* BEGIN *

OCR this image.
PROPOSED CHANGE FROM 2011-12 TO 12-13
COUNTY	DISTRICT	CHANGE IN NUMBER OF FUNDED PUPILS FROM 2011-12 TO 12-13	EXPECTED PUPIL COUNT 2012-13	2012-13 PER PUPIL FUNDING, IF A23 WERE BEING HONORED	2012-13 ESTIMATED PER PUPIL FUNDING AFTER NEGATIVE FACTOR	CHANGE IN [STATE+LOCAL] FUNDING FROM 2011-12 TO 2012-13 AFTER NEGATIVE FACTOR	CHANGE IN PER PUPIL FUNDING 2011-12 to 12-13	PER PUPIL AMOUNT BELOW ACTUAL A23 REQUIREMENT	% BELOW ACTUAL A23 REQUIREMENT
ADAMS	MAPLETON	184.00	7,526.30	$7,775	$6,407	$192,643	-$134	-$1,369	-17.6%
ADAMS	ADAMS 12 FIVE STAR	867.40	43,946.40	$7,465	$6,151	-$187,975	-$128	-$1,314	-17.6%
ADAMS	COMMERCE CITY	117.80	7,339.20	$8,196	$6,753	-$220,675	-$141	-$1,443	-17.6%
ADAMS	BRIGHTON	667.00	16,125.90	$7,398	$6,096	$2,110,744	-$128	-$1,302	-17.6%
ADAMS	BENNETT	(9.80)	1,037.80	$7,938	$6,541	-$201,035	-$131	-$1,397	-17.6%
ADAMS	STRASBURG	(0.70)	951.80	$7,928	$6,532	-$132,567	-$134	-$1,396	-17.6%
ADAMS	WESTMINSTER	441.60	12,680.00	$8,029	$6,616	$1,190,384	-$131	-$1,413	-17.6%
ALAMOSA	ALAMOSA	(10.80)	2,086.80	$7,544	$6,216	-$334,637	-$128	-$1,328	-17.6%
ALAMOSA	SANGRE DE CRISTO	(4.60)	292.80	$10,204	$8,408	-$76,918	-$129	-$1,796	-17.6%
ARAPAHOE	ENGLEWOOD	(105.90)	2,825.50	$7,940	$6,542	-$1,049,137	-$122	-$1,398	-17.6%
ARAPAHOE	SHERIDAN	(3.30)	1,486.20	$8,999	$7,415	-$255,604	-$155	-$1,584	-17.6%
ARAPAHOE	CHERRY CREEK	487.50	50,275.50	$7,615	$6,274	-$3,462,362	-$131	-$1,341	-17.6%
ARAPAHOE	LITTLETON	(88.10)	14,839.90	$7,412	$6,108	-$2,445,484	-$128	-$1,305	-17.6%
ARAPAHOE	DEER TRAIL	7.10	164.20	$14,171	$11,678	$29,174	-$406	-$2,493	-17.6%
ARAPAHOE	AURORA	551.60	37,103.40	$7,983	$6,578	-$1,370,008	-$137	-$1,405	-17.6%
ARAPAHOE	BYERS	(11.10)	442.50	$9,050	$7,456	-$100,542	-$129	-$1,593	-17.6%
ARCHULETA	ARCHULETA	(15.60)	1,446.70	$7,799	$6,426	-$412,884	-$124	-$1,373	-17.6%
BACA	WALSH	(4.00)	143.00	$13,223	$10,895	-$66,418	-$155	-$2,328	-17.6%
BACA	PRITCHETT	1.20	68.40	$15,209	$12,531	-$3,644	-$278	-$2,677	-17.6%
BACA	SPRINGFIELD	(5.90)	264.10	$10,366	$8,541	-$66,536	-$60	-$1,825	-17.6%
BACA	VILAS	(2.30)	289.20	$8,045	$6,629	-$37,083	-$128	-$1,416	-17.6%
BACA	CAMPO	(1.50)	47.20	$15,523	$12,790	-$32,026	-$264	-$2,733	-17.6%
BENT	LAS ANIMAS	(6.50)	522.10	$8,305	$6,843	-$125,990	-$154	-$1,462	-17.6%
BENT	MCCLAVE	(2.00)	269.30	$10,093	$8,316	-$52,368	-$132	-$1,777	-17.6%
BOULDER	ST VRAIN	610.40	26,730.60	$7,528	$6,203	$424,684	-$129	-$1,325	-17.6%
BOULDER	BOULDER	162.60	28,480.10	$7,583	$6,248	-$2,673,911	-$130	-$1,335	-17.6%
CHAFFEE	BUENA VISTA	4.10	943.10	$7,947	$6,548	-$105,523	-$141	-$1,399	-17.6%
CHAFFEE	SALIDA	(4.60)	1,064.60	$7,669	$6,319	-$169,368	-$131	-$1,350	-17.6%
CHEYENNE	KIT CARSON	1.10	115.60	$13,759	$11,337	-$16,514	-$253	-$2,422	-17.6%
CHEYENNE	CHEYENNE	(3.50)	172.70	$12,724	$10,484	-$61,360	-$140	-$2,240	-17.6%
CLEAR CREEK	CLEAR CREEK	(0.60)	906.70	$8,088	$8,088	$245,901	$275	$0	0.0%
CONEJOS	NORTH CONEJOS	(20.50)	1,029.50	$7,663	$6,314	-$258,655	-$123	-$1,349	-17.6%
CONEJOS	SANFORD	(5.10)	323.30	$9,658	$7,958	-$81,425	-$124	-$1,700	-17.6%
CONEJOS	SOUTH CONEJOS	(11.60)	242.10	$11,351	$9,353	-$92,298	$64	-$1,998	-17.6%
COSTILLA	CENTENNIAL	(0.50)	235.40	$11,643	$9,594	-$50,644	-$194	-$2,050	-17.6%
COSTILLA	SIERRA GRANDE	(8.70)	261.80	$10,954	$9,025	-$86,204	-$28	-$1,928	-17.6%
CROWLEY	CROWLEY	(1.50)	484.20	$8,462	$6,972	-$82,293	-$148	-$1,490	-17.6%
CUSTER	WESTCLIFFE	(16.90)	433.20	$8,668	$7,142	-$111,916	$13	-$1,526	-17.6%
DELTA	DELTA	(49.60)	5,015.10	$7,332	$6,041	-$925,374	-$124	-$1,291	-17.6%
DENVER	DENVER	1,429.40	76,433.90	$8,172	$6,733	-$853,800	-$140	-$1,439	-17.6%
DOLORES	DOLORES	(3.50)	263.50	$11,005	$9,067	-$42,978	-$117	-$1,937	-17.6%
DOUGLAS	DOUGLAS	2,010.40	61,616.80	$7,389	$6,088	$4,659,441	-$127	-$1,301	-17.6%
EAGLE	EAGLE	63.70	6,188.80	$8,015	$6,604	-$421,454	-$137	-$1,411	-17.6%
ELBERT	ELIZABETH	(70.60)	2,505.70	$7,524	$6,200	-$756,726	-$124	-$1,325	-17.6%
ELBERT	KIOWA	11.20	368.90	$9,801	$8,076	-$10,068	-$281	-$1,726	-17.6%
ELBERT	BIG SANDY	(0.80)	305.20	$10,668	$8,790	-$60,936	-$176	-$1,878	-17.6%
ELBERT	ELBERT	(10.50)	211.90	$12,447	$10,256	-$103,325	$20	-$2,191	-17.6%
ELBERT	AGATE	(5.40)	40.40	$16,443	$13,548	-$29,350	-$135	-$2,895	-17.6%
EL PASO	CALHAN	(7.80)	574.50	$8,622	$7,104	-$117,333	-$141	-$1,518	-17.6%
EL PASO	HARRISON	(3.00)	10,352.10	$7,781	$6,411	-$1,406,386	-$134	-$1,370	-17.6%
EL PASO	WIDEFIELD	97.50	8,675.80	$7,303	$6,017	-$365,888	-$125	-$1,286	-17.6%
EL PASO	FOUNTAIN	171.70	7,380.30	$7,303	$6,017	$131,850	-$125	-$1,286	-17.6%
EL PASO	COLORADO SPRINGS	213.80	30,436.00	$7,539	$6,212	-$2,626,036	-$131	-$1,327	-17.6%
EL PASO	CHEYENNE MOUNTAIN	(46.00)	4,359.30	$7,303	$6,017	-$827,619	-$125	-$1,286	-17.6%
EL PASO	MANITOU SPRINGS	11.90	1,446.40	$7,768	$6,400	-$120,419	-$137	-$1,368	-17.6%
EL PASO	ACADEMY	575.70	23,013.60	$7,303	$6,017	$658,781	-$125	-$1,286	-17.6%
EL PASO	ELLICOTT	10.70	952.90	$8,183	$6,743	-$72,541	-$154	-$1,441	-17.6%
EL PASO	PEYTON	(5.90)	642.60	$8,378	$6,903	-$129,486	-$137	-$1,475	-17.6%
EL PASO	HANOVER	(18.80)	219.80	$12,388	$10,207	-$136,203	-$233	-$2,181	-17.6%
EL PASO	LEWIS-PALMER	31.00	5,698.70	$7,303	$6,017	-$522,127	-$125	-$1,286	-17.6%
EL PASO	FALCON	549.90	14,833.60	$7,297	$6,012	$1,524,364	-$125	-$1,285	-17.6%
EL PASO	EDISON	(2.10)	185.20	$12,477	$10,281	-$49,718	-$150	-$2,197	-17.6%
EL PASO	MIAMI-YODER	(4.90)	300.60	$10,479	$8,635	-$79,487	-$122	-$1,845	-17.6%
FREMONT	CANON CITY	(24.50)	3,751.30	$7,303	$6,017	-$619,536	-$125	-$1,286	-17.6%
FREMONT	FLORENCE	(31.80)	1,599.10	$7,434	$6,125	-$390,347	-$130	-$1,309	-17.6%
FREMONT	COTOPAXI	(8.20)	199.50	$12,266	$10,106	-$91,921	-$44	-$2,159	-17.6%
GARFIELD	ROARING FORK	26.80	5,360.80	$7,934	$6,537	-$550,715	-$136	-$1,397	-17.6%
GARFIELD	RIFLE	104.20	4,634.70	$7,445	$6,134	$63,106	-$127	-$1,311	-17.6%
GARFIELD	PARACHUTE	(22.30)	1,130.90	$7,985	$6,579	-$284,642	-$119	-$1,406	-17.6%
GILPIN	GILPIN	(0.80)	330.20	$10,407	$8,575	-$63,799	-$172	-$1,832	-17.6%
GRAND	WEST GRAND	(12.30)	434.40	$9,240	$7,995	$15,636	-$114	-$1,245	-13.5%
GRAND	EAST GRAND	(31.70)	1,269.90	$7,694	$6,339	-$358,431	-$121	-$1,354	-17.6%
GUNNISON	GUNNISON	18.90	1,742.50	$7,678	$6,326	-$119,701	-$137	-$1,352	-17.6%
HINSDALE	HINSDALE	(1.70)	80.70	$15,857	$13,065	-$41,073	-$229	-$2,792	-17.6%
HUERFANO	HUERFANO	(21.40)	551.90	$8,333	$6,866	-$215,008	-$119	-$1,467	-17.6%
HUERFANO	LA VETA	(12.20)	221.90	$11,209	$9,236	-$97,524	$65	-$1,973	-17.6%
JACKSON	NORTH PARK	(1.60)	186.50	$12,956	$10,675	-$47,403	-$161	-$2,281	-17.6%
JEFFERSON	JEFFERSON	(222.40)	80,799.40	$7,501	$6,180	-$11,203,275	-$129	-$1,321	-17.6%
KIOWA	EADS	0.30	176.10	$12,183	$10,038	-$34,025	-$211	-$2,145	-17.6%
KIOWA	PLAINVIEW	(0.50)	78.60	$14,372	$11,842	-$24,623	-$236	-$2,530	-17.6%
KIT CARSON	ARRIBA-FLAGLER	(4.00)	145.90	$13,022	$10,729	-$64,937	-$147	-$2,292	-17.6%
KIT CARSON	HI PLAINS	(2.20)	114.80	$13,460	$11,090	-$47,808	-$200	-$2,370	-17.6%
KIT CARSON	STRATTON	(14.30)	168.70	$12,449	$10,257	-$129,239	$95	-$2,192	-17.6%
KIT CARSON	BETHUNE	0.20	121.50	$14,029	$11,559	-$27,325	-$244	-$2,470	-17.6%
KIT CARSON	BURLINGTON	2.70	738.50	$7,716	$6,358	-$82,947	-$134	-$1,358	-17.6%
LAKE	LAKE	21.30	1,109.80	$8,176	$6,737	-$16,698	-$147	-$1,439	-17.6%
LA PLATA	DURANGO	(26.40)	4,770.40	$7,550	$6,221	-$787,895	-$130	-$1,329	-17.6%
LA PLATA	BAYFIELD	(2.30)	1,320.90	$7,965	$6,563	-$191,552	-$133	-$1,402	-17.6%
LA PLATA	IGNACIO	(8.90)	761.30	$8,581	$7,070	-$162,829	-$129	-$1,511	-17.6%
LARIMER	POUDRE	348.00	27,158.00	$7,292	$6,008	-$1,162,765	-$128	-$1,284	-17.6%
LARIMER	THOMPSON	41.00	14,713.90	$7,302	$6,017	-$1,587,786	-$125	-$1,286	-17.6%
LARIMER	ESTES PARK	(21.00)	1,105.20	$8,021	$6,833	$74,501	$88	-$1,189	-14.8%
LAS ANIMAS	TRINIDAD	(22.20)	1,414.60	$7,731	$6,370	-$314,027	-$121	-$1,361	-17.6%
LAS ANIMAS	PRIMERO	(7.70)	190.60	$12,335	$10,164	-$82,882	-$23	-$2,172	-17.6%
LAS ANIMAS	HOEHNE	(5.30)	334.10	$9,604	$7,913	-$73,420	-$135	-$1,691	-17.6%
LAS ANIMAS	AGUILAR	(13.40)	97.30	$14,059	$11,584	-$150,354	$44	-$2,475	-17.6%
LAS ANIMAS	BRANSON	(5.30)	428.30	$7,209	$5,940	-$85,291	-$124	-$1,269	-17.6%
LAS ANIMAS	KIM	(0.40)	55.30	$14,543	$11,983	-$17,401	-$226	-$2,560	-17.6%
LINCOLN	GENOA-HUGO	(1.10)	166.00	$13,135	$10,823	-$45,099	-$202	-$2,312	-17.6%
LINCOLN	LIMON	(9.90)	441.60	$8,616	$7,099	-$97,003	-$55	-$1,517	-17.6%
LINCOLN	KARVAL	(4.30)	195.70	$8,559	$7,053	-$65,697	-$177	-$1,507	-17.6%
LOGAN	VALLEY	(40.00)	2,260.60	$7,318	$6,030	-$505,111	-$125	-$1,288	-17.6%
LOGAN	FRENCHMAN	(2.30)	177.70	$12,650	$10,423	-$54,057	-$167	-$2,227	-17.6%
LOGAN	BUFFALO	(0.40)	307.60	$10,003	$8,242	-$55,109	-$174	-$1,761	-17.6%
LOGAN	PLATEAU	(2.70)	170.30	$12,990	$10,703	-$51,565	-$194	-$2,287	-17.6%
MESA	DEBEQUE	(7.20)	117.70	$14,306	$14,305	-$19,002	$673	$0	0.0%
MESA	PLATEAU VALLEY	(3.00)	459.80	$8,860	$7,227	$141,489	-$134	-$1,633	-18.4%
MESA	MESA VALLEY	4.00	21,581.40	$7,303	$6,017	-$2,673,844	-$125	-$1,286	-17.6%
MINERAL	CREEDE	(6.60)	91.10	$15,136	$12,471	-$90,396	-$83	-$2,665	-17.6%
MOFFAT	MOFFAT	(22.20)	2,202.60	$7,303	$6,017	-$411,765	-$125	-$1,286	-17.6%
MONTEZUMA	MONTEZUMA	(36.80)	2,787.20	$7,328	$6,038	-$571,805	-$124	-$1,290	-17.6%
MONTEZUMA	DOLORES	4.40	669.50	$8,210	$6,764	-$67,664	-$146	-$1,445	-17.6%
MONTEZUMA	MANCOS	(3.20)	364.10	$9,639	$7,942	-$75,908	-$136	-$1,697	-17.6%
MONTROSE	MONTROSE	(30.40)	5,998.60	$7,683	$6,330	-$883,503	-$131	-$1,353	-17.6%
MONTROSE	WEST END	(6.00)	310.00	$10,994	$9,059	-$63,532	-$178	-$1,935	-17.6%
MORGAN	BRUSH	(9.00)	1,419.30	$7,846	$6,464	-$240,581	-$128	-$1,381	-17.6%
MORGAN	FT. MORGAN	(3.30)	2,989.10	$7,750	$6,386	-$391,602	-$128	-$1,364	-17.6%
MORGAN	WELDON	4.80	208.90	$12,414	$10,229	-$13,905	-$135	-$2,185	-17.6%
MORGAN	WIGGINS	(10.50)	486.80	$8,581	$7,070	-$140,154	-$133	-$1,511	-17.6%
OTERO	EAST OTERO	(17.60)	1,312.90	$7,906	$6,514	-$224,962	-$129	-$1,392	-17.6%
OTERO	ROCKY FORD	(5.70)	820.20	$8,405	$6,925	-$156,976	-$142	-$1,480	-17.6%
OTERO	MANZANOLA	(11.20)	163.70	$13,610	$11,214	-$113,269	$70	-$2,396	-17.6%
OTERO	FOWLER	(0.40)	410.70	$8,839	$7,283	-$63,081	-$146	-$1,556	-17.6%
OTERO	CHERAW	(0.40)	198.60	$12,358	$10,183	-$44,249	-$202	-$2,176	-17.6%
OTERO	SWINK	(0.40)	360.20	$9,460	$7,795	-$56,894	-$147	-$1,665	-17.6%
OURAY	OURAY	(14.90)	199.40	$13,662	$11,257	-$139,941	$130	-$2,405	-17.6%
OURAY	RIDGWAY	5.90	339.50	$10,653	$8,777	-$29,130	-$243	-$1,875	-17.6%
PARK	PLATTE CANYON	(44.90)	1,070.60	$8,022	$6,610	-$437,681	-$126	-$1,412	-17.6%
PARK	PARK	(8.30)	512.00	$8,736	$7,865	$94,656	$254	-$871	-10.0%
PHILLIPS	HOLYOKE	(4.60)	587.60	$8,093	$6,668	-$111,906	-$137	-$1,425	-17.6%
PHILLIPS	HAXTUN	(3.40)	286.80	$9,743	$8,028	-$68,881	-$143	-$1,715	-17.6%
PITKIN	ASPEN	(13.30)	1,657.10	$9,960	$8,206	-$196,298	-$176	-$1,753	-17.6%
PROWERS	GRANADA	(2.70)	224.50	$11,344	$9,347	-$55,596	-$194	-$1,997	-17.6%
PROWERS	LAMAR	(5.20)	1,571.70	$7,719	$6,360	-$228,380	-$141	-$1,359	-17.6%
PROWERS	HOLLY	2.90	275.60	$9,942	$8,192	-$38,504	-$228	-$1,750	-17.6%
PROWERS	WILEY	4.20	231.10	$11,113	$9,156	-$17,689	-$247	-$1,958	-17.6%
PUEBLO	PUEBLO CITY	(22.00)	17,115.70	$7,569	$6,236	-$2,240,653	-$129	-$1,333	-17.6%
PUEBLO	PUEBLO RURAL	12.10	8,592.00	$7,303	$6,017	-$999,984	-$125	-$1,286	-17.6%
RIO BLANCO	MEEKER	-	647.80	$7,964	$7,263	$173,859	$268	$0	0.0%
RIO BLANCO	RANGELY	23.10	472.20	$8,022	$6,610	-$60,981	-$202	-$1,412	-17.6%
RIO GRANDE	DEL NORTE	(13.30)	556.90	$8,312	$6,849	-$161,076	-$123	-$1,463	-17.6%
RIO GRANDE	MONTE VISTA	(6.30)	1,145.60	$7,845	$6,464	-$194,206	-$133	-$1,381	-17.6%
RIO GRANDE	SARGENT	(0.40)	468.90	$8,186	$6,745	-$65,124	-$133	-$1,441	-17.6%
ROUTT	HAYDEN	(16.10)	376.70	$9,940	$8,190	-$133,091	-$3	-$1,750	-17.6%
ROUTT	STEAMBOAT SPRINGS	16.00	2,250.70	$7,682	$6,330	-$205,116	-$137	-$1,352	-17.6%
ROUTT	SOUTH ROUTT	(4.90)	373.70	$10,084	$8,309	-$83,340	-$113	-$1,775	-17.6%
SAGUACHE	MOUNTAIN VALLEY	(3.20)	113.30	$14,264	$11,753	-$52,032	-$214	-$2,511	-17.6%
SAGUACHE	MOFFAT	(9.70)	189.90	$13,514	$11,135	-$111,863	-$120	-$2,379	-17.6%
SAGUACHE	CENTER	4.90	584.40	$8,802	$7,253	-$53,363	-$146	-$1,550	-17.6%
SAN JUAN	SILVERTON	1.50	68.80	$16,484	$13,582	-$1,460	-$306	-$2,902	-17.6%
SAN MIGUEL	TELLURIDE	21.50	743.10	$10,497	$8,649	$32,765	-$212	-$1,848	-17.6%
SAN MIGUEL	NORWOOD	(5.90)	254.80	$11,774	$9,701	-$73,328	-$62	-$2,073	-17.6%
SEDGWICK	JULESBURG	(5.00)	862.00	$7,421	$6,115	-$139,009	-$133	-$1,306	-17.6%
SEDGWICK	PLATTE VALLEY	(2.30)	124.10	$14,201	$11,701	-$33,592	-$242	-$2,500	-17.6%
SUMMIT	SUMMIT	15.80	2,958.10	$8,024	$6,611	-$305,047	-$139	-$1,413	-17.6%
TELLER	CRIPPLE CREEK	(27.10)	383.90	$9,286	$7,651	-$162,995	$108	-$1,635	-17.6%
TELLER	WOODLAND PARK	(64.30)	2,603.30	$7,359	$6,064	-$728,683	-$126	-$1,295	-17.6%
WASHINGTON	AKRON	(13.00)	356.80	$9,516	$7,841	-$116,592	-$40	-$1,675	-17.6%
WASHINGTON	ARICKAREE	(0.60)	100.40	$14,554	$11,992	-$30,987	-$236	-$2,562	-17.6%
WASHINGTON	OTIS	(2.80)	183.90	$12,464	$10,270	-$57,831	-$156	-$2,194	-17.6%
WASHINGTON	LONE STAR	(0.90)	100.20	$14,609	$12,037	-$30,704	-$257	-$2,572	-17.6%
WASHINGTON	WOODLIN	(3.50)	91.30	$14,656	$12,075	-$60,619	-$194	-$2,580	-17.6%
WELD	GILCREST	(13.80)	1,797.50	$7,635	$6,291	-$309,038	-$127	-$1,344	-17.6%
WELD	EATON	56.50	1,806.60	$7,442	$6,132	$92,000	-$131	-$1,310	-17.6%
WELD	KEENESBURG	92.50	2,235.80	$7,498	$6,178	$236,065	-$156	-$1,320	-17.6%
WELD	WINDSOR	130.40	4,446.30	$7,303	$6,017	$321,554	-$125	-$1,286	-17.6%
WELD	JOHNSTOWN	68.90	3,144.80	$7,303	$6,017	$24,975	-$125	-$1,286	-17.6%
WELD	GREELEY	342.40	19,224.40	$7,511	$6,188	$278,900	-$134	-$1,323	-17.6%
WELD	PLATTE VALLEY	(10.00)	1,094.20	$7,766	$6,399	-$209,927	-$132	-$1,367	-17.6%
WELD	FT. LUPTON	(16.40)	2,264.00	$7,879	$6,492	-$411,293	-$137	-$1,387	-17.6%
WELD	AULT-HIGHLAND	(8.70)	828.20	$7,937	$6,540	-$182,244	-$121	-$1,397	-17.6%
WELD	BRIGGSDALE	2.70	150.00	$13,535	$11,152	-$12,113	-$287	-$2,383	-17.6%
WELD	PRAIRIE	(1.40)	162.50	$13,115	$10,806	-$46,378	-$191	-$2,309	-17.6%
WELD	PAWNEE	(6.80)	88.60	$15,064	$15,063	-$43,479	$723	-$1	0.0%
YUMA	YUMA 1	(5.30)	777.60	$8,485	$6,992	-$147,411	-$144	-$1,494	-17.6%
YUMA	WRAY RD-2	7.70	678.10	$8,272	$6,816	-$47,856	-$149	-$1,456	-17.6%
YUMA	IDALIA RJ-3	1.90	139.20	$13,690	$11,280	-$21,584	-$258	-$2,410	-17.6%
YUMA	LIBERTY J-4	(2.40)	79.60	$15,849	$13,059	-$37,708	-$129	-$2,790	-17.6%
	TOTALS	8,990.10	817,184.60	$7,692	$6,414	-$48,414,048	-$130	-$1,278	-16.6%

* END *

- [WHAT IS NEEDED]:
Take every line from the records above that has the word "OURAY" and copy it.

- [REPLY]:
OURAY	OURAY	(14.90)	199.40	$13,662	$11,257	-$139,941	$130	-$2,405	-17.6%
OURAY	RIDGWAY	5.90	339.50	$10,653	$8,777	-$29,130	-$243	-$1,875	-17.6%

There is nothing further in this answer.